[Records from a collection]
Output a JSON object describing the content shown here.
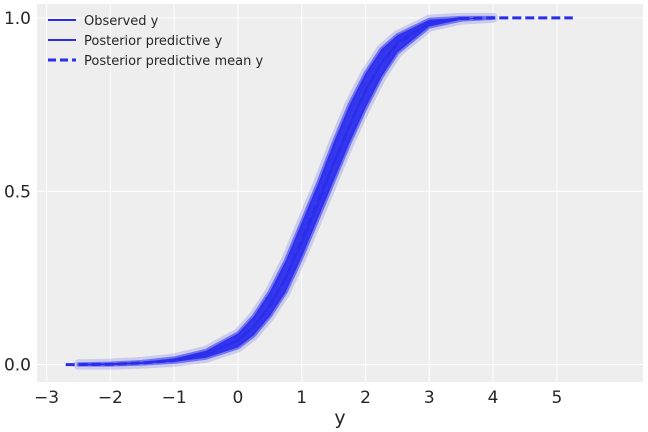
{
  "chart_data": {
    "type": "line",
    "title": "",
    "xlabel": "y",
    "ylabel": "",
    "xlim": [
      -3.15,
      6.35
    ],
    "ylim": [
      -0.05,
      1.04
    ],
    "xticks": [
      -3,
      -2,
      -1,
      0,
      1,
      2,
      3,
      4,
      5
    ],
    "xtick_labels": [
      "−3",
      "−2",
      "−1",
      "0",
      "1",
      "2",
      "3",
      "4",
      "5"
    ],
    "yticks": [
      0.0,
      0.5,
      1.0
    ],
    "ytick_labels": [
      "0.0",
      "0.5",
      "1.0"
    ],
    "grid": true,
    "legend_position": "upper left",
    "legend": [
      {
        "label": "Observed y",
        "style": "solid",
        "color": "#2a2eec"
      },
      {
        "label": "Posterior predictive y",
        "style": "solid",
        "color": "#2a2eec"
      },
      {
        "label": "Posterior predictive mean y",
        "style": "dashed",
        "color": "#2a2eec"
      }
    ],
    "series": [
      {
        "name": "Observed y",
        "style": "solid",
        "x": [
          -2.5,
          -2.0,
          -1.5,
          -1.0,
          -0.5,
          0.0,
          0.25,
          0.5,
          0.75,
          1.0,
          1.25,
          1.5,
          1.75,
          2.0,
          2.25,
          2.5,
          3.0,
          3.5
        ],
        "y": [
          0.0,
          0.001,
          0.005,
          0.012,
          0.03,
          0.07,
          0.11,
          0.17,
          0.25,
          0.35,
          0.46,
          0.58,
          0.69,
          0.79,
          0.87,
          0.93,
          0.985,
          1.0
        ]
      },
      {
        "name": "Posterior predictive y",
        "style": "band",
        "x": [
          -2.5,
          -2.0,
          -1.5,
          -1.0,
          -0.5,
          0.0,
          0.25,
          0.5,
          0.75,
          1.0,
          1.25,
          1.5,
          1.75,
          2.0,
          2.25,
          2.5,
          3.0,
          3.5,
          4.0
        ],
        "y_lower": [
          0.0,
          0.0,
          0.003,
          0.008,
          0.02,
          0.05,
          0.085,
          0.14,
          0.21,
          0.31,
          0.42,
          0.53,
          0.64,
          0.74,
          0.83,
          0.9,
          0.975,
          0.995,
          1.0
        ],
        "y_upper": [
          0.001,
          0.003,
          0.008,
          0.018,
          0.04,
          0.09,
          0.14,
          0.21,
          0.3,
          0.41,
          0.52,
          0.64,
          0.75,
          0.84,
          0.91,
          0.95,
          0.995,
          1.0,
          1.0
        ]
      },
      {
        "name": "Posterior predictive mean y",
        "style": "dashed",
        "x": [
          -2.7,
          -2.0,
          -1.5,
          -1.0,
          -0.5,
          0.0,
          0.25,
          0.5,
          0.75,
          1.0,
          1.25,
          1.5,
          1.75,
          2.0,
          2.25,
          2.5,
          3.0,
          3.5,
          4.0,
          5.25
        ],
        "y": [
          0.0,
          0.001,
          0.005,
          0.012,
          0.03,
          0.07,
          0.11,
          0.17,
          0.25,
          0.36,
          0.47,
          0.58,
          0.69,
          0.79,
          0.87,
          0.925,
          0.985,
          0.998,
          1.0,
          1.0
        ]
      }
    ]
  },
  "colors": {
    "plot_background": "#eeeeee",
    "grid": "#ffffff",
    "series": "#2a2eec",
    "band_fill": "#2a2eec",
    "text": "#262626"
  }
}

▸ **Directions**: Make an exact copy of all entries above, dropping the images.

▸ **Written reply**:
Output a JSON object describing the content shown here.
{
  "chart_data": {
    "type": "line",
    "title": "",
    "xlabel": "y",
    "ylabel": "",
    "xlim": [
      -3.15,
      6.35
    ],
    "ylim": [
      -0.05,
      1.04
    ],
    "xticks": [
      -3,
      -2,
      -1,
      0,
      1,
      2,
      3,
      4,
      5
    ],
    "xtick_labels": [
      "−3",
      "−2",
      "−1",
      "0",
      "1",
      "2",
      "3",
      "4",
      "5"
    ],
    "yticks": [
      0.0,
      0.5,
      1.0
    ],
    "ytick_labels": [
      "0.0",
      "0.5",
      "1.0"
    ],
    "grid": true,
    "legend_position": "upper left",
    "legend": [
      {
        "label": "Observed y",
        "style": "solid",
        "color": "#2a2eec"
      },
      {
        "label": "Posterior predictive y",
        "style": "solid",
        "color": "#2a2eec"
      },
      {
        "label": "Posterior predictive mean y",
        "style": "dashed",
        "color": "#2a2eec"
      }
    ],
    "series": [
      {
        "name": "Observed y",
        "style": "solid",
        "x": [
          -2.5,
          -2.0,
          -1.5,
          -1.0,
          -0.5,
          0.0,
          0.25,
          0.5,
          0.75,
          1.0,
          1.25,
          1.5,
          1.75,
          2.0,
          2.25,
          2.5,
          3.0,
          3.5
        ],
        "y": [
          0.0,
          0.001,
          0.005,
          0.012,
          0.03,
          0.07,
          0.11,
          0.17,
          0.25,
          0.35,
          0.46,
          0.58,
          0.69,
          0.79,
          0.87,
          0.93,
          0.985,
          1.0
        ]
      },
      {
        "name": "Posterior predictive y",
        "style": "band",
        "x": [
          -2.5,
          -2.0,
          -1.5,
          -1.0,
          -0.5,
          0.0,
          0.25,
          0.5,
          0.75,
          1.0,
          1.25,
          1.5,
          1.75,
          2.0,
          2.25,
          2.5,
          3.0,
          3.5,
          4.0
        ],
        "y_lower": [
          0.0,
          0.0,
          0.003,
          0.008,
          0.02,
          0.05,
          0.085,
          0.14,
          0.21,
          0.31,
          0.42,
          0.53,
          0.64,
          0.74,
          0.83,
          0.9,
          0.975,
          0.995,
          1.0
        ],
        "y_upper": [
          0.001,
          0.003,
          0.008,
          0.018,
          0.04,
          0.09,
          0.14,
          0.21,
          0.3,
          0.41,
          0.52,
          0.64,
          0.75,
          0.84,
          0.91,
          0.95,
          0.995,
          1.0,
          1.0
        ]
      },
      {
        "name": "Posterior predictive mean y",
        "style": "dashed",
        "x": [
          -2.7,
          -2.0,
          -1.5,
          -1.0,
          -0.5,
          0.0,
          0.25,
          0.5,
          0.75,
          1.0,
          1.25,
          1.5,
          1.75,
          2.0,
          2.25,
          2.5,
          3.0,
          3.5,
          4.0,
          5.25
        ],
        "y": [
          0.0,
          0.001,
          0.005,
          0.012,
          0.03,
          0.07,
          0.11,
          0.17,
          0.25,
          0.36,
          0.47,
          0.58,
          0.69,
          0.79,
          0.87,
          0.925,
          0.985,
          0.998,
          1.0,
          1.0
        ]
      }
    ]
  },
  "colors": {
    "plot_background": "#eeeeee",
    "grid": "#ffffff",
    "series": "#2a2eec",
    "band_fill": "#2a2eec",
    "text": "#262626"
  }
}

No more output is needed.